What you are asked to do
Collect all lines containing the word "Other" from the data.

[Stored items from a collection]
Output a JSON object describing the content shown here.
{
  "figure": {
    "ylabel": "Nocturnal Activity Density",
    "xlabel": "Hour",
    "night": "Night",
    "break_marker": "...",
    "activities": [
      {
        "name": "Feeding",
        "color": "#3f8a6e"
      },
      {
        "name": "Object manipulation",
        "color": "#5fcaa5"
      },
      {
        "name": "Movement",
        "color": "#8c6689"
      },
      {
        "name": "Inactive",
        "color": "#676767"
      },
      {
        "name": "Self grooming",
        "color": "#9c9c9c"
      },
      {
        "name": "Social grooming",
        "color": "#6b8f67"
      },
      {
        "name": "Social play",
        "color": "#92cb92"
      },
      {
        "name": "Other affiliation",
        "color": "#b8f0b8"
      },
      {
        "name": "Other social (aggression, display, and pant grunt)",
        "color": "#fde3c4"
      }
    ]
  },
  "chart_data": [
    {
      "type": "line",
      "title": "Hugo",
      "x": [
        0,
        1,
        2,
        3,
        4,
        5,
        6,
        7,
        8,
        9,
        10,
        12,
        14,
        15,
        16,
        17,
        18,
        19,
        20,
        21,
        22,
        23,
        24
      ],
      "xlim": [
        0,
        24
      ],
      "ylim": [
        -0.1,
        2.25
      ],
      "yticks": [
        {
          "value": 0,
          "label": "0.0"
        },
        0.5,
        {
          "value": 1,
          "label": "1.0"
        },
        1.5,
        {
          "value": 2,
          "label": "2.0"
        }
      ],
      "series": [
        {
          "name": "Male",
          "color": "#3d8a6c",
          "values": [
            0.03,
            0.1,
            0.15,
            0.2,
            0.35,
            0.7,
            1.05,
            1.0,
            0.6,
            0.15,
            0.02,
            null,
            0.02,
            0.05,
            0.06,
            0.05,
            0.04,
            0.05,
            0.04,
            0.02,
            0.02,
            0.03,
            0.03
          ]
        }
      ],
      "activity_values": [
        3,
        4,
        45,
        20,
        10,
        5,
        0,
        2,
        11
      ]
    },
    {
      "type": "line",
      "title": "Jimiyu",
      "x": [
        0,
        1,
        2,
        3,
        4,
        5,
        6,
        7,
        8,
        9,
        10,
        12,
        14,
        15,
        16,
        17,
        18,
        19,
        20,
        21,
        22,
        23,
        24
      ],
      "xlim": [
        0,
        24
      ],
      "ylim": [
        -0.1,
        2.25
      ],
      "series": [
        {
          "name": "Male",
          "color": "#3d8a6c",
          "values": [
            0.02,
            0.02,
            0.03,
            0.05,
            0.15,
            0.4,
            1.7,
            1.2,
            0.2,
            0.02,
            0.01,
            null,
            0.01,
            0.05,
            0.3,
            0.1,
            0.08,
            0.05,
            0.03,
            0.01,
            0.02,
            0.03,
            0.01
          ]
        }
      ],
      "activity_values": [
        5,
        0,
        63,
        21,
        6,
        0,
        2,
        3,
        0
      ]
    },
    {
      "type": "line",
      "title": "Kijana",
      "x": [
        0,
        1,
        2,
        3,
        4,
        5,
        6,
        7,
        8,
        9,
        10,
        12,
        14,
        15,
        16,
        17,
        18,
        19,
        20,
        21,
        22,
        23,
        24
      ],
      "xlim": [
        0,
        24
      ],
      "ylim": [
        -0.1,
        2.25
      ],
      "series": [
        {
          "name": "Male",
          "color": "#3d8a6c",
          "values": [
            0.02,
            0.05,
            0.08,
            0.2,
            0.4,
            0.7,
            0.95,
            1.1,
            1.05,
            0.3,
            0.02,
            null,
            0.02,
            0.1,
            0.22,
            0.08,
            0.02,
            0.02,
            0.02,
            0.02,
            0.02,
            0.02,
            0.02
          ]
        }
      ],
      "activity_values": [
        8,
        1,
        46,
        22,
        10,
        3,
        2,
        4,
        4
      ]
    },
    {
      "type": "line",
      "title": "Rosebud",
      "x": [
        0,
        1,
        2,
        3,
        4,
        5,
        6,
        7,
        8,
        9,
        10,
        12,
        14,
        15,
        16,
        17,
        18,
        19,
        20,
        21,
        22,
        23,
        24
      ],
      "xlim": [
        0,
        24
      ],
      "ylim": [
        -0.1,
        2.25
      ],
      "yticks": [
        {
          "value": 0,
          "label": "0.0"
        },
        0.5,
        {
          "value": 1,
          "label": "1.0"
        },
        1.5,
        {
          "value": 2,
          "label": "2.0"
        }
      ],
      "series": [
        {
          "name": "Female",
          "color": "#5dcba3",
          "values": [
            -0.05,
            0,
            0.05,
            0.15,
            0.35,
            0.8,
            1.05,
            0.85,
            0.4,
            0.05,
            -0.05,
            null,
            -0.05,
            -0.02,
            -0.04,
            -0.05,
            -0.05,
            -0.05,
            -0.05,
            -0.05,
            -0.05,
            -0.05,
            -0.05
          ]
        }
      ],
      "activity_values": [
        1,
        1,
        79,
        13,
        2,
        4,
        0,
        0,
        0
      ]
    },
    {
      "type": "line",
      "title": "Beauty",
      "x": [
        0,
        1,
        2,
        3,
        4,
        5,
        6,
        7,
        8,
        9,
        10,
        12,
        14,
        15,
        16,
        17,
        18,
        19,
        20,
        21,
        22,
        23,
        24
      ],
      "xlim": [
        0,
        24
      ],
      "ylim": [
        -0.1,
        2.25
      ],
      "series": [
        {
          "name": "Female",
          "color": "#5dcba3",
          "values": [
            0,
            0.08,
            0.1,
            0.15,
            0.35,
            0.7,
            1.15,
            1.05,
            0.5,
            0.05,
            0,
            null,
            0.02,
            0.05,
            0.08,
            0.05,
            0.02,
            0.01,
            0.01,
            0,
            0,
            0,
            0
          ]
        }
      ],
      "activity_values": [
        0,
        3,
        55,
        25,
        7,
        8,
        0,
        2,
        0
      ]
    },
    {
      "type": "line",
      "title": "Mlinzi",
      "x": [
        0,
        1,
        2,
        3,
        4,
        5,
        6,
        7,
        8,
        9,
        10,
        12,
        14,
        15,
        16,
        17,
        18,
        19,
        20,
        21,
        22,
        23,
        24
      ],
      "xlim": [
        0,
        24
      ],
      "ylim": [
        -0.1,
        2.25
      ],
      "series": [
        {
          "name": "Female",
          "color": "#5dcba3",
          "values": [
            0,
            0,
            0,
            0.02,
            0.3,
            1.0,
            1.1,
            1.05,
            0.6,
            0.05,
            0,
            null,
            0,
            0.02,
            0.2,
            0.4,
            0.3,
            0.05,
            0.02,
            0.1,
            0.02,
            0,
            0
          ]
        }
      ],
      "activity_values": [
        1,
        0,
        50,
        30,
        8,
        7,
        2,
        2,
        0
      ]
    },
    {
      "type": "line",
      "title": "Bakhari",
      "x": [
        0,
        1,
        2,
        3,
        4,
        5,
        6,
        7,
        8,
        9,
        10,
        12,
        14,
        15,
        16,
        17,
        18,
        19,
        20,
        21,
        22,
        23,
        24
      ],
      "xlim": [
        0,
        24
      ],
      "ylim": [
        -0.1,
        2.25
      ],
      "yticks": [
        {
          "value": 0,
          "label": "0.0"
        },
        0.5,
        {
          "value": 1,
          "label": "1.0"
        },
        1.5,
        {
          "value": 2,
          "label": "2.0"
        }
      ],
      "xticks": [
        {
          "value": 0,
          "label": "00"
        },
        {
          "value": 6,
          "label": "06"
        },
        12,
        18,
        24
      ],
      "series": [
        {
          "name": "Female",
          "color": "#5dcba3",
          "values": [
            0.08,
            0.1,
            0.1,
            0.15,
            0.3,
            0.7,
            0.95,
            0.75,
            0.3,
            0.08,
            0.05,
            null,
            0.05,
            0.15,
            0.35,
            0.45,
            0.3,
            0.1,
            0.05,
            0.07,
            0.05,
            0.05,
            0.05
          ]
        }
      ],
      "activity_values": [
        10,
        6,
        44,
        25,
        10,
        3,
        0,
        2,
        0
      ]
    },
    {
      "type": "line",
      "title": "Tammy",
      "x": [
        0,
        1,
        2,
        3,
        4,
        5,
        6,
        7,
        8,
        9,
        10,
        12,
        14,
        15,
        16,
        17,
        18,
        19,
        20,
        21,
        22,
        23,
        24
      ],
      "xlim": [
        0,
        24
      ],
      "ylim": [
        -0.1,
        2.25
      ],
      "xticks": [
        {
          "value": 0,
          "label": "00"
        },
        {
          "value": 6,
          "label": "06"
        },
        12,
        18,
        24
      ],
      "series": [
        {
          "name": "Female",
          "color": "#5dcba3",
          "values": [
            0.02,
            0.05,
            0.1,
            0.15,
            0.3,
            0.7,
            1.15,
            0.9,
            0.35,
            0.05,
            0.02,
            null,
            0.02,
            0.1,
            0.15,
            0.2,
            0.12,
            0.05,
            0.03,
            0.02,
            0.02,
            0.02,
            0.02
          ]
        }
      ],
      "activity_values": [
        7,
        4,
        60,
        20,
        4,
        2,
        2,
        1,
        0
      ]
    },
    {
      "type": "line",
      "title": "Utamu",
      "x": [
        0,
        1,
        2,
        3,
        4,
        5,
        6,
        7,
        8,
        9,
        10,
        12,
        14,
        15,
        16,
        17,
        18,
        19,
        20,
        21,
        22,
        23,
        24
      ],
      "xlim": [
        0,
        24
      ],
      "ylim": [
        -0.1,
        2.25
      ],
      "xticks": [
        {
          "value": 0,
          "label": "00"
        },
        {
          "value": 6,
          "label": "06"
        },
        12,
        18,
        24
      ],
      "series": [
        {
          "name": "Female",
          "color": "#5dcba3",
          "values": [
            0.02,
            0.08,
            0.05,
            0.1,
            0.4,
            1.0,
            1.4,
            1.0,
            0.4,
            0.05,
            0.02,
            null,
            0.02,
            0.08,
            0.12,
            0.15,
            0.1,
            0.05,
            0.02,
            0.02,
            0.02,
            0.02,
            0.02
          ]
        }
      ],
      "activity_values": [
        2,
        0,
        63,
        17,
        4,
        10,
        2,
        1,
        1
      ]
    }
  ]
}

The answer
        "name": "Other affiliation",
        "name": "Other social (aggression, display, and pant grunt)",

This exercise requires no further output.